■ What needs to be done ■
Quote the whole listing exactly. Leave the pictures out of your copy.

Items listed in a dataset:
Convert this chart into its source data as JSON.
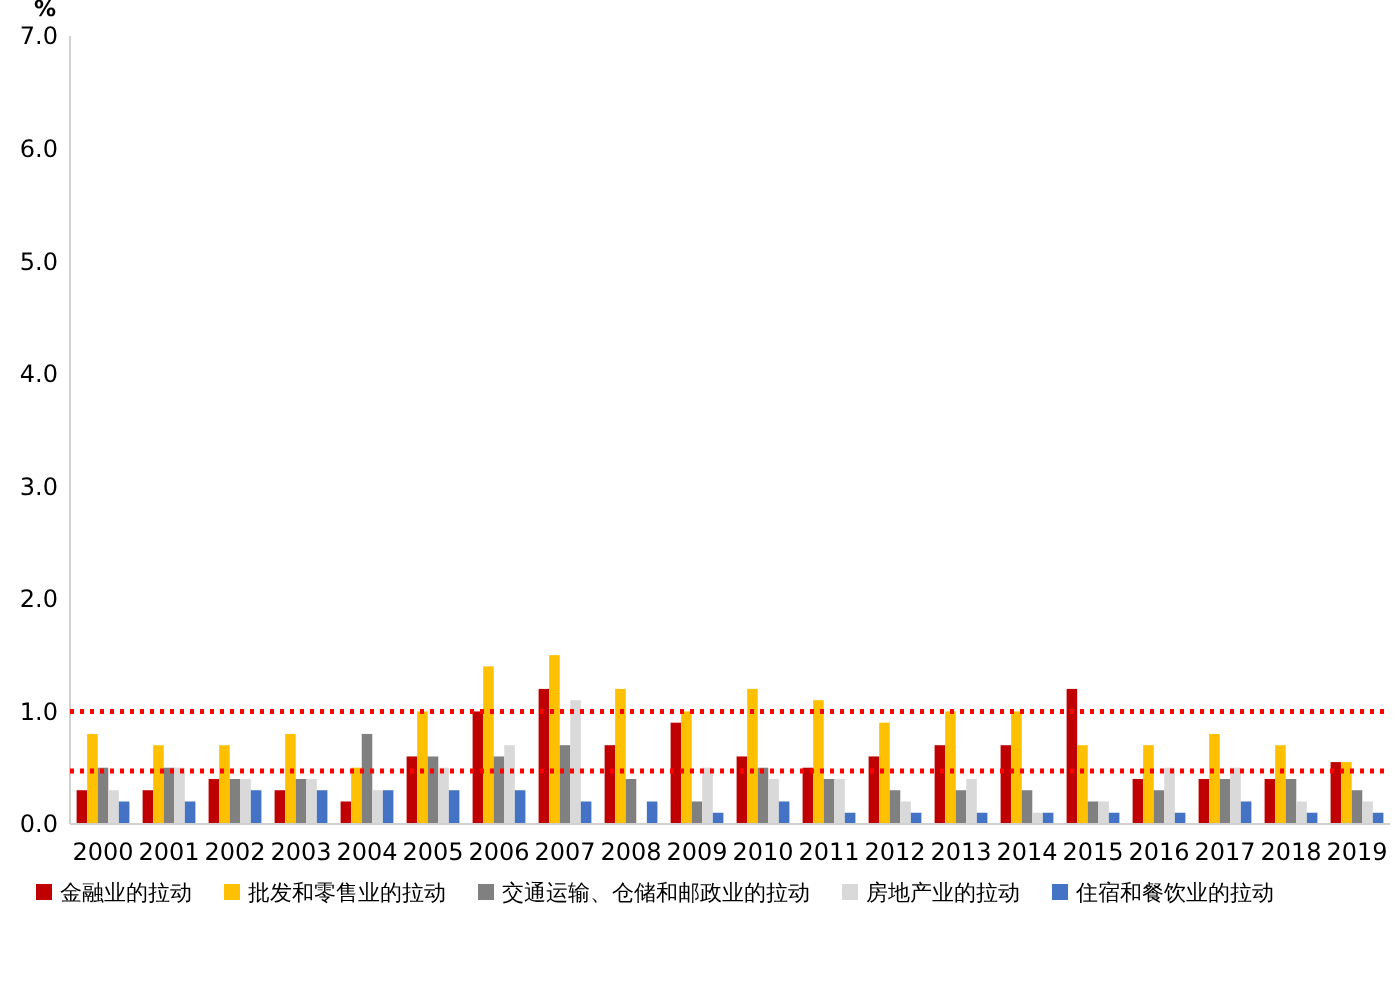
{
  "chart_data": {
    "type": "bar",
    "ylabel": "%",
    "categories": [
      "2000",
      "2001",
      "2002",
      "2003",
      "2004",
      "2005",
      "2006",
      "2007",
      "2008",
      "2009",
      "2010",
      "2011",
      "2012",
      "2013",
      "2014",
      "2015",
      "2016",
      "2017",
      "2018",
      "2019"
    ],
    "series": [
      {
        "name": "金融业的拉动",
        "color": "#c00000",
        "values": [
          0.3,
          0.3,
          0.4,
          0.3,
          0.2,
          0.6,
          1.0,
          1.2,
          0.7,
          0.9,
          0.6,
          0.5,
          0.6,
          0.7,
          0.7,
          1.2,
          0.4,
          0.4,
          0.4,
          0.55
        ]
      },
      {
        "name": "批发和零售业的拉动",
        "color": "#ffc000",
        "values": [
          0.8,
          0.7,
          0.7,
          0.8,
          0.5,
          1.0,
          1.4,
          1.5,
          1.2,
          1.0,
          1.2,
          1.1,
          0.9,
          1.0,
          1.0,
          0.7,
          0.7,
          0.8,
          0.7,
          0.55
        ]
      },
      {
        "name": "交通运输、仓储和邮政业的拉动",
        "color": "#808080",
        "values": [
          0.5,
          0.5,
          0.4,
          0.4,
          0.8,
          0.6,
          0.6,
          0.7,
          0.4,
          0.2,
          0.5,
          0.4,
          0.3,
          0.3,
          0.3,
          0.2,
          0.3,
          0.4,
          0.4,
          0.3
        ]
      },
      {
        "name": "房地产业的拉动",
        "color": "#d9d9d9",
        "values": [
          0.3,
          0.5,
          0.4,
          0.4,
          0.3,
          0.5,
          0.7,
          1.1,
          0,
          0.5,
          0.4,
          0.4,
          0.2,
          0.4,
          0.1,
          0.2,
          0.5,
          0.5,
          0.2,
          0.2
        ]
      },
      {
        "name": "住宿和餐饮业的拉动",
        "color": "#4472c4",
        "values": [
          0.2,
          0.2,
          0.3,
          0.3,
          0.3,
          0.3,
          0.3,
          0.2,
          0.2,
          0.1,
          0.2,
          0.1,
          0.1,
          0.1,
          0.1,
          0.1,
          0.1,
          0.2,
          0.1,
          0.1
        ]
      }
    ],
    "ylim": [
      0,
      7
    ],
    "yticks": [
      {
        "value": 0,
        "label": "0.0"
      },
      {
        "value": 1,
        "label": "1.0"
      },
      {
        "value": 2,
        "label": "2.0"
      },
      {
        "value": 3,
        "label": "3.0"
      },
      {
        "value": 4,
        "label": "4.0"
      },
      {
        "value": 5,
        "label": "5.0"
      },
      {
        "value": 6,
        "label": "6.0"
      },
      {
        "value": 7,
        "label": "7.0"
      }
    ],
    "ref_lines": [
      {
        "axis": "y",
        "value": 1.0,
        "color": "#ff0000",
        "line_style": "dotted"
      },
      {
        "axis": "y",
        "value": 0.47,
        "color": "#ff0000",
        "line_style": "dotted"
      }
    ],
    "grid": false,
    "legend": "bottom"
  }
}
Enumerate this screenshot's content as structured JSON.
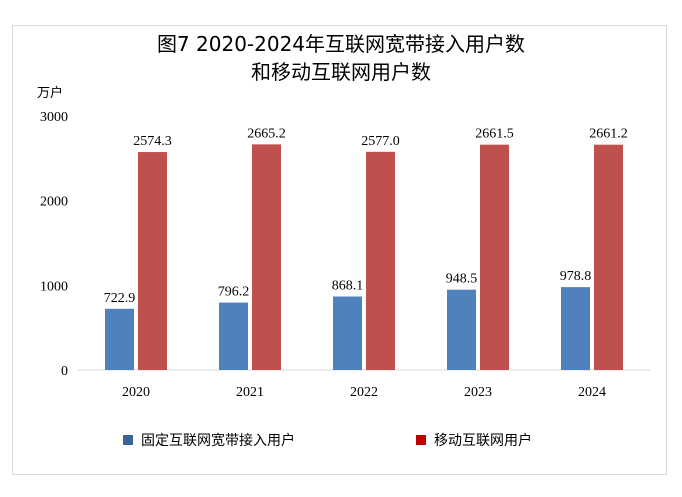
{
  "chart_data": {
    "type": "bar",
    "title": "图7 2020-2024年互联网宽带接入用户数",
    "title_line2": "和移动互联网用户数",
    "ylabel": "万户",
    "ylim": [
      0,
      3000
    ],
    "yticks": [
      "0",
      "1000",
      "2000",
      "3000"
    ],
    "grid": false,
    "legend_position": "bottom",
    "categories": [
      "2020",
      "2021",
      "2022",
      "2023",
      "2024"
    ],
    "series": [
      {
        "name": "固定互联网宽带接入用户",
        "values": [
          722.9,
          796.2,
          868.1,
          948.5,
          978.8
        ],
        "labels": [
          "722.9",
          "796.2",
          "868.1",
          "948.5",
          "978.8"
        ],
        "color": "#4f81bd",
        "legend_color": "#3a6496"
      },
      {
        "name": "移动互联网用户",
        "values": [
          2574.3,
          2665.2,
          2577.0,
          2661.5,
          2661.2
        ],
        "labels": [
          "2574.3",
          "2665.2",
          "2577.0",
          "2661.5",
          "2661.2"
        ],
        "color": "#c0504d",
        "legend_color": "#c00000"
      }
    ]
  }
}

■ Completed exercise ■
Convert this chart into its source data as JSON.
{
  "chart_data": {
    "type": "bar",
    "ylabel": "%",
    "categories": [
      "2000",
      "2001",
      "2002",
      "2003",
      "2004",
      "2005",
      "2006",
      "2007",
      "2008",
      "2009",
      "2010",
      "2011",
      "2012",
      "2013",
      "2014",
      "2015",
      "2016",
      "2017",
      "2018",
      "2019"
    ],
    "series": [
      {
        "name": "金融业的拉动",
        "color": "#c00000",
        "values": [
          0.3,
          0.3,
          0.4,
          0.3,
          0.2,
          0.6,
          1.0,
          1.2,
          0.7,
          0.9,
          0.6,
          0.5,
          0.6,
          0.7,
          0.7,
          1.2,
          0.4,
          0.4,
          0.4,
          0.55
        ]
      },
      {
        "name": "批发和零售业的拉动",
        "color": "#ffc000",
        "values": [
          0.8,
          0.7,
          0.7,
          0.8,
          0.5,
          1.0,
          1.4,
          1.5,
          1.2,
          1.0,
          1.2,
          1.1,
          0.9,
          1.0,
          1.0,
          0.7,
          0.7,
          0.8,
          0.7,
          0.55
        ]
      },
      {
        "name": "交通运输、仓储和邮政业的拉动",
        "color": "#808080",
        "values": [
          0.5,
          0.5,
          0.4,
          0.4,
          0.8,
          0.6,
          0.6,
          0.7,
          0.4,
          0.2,
          0.5,
          0.4,
          0.3,
          0.3,
          0.3,
          0.2,
          0.3,
          0.4,
          0.4,
          0.3
        ]
      },
      {
        "name": "房地产业的拉动",
        "color": "#d9d9d9",
        "values": [
          0.3,
          0.5,
          0.4,
          0.4,
          0.3,
          0.5,
          0.7,
          1.1,
          0,
          0.5,
          0.4,
          0.4,
          0.2,
          0.4,
          0.1,
          0.2,
          0.5,
          0.5,
          0.2,
          0.2
        ]
      },
      {
        "name": "住宿和餐饮业的拉动",
        "color": "#4472c4",
        "values": [
          0.2,
          0.2,
          0.3,
          0.3,
          0.3,
          0.3,
          0.3,
          0.2,
          0.2,
          0.1,
          0.2,
          0.1,
          0.1,
          0.1,
          0.1,
          0.1,
          0.1,
          0.2,
          0.1,
          0.1
        ]
      }
    ],
    "ylim": [
      0,
      7
    ],
    "yticks": [
      {
        "value": 0,
        "label": "0.0"
      },
      {
        "value": 1,
        "label": "1.0"
      },
      {
        "value": 2,
        "label": "2.0"
      },
      {
        "value": 3,
        "label": "3.0"
      },
      {
        "value": 4,
        "label": "4.0"
      },
      {
        "value": 5,
        "label": "5.0"
      },
      {
        "value": 6,
        "label": "6.0"
      },
      {
        "value": 7,
        "label": "7.0"
      }
    ],
    "ref_lines": [
      {
        "axis": "y",
        "value": 1.0,
        "color": "#ff0000",
        "line_style": "dotted"
      },
      {
        "axis": "y",
        "value": 0.47,
        "color": "#ff0000",
        "line_style": "dotted"
      }
    ],
    "grid": false,
    "legend": "bottom"
  }
}
Enumerate this screenshot's content as structured JSON.
{
  "chart_data": {
    "type": "bar",
    "title": "图7 2020-2024年互联网宽带接入用户数",
    "title_line2": "和移动互联网用户数",
    "ylabel": "万户",
    "ylim": [
      0,
      3000
    ],
    "yticks": [
      "0",
      "1000",
      "2000",
      "3000"
    ],
    "grid": false,
    "legend_position": "bottom",
    "categories": [
      "2020",
      "2021",
      "2022",
      "2023",
      "2024"
    ],
    "series": [
      {
        "name": "固定互联网宽带接入用户",
        "values": [
          722.9,
          796.2,
          868.1,
          948.5,
          978.8
        ],
        "labels": [
          "722.9",
          "796.2",
          "868.1",
          "948.5",
          "978.8"
        ],
        "color": "#4f81bd",
        "legend_color": "#3a6496"
      },
      {
        "name": "移动互联网用户",
        "values": [
          2574.3,
          2665.2,
          2577.0,
          2661.5,
          2661.2
        ],
        "labels": [
          "2574.3",
          "2665.2",
          "2577.0",
          "2661.5",
          "2661.2"
        ],
        "color": "#c0504d",
        "legend_color": "#c00000"
      }
    ]
  }
}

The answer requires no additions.